» **BRIEF**
Without the pictures, repeat the listing character for character.

» **DATA SUPPLIED**
============================================================

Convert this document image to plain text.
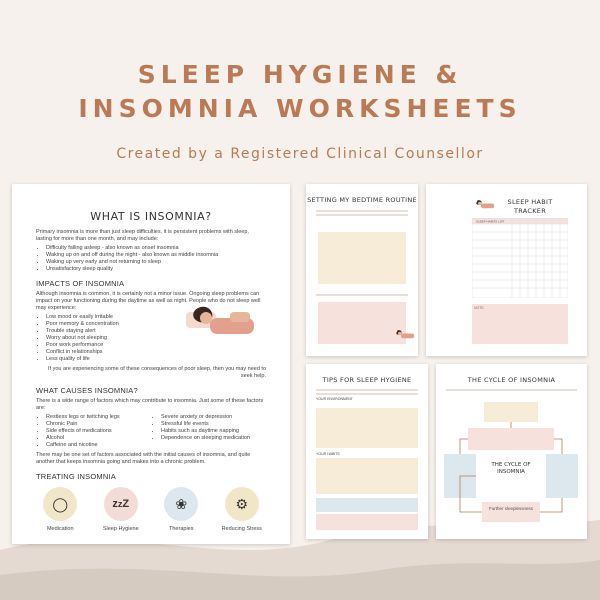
SLEEP HYGIENE &
INSOMNIA WORKSHEETS
Created by a Registered Clinical Counsellor
WHAT IS INSOMNIA?
Primary insomnia is more than just sleep difficulties, it is persistent problems with sleep, lasting for more than one month, and may include:
• Difficulty falling asleep - also known as onset insomnia
• Waking up on and off during the night - also known as middle insomnia
• Waking up very early and not returning to sleep
• Unsatisfactory sleep quality
IMPACTS OF INSOMNIA
Although insomnia is common, it is certainly not a minor issue. Ongoing sleep problems can impact on your functioning during the daytime as well as night. People who do not sleep well may experience:
• Low mood or easily irritable
• Poor memory & concentration
• Trouble staying alert
• Worry about not sleeping
• Poor work performance
• Conflict in relationships
• Less quality of life
If you are experiencing some of these consequences of poor sleep, then you may need to seek help.
WHAT CAUSES INSOMNIA?
There is a wide range of factors which may contribute to insomnia. Just some of these factors are:
• Restless legs or twitching legs
• Chronic Pain
• Side effects of medications
• Alcohol
• Caffeine and nicotine
• Severe anxiety or depression
• Stressful life events
• Habits such as daytime napping
• Dependence on sleeping medication
There may be one set of factors associated with the initial causes of insomnia, and quite another that keeps insomnia going and makes into a chronic problem.
TREATING INSOMNIA
◯
Medication
z z Z
Sleep Hygiene
❀
Therapies
⚙
Reducing Stress
SETTING MY BEDTIME ROUTINE	SLEEP HABIT TRACKER
SLEEP HABITS LIST
NOTE
TIPS FOR SLEEP HYGIENE
YOUR ENVIRONMENT
YOUR HABITS
THE CYCLE OF INSOMNIA
THE CYCLE OF INSOMNIA
Further sleeplessness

============================================================

» **WORKED SOLUTION**
Convert this document image to plain text.
SLEEP HYGIENE &
INSOMNIA WORKSHEETS
Created by a Registered Clinical Counsellor
WHAT IS INSOMNIA?
Primary insomnia is more than just sleep difficulties, it is persistent problems with sleep, lasting for more than one month, and may include:
• Difficulty falling asleep - also known as onset insomnia
• Waking up on and off during the night - also known as middle insomnia
• Waking up very early and not returning to sleep
• Unsatisfactory sleep quality
IMPACTS OF INSOMNIA
Although insomnia is common, it is certainly not a minor issue. Ongoing sleep problems can impact on your functioning during the daytime as well as night. People who do not sleep well may experience:
• Low mood or easily irritable
• Poor memory & concentration
• Trouble staying alert
• Worry about not sleeping
• Poor work performance
• Conflict in relationships
• Less quality of life
If you are experiencing some of these consequences of poor sleep, then you may need to seek help.
WHAT CAUSES INSOMNIA?
There is a wide range of factors which may contribute to insomnia. Just some of these factors are:
• Restless legs or twitching legs
• Chronic Pain
• Side effects of medications
• Alcohol
• Caffeine and nicotine
• Severe anxiety or depression
• Stressful life events
• Habits such as daytime napping
• Dependence on sleeping medication
There may be one set of factors associated with the initial causes of insomnia, and quite another that keeps insomnia going and makes into a chronic problem.
TREATING INSOMNIA
◯
Medication
z z Z
Sleep Hygiene
❀
Therapies
⚙
Reducing Stress
SETTING MY BEDTIME ROUTINE	SLEEP HABIT TRACKER
SLEEP HABITS LIST
NOTE
TIPS FOR SLEEP HYGIENE
YOUR ENVIRONMENT
YOUR HABITS
THE CYCLE OF INSOMNIA
THE CYCLE OF INSOMNIA
Further sleeplessness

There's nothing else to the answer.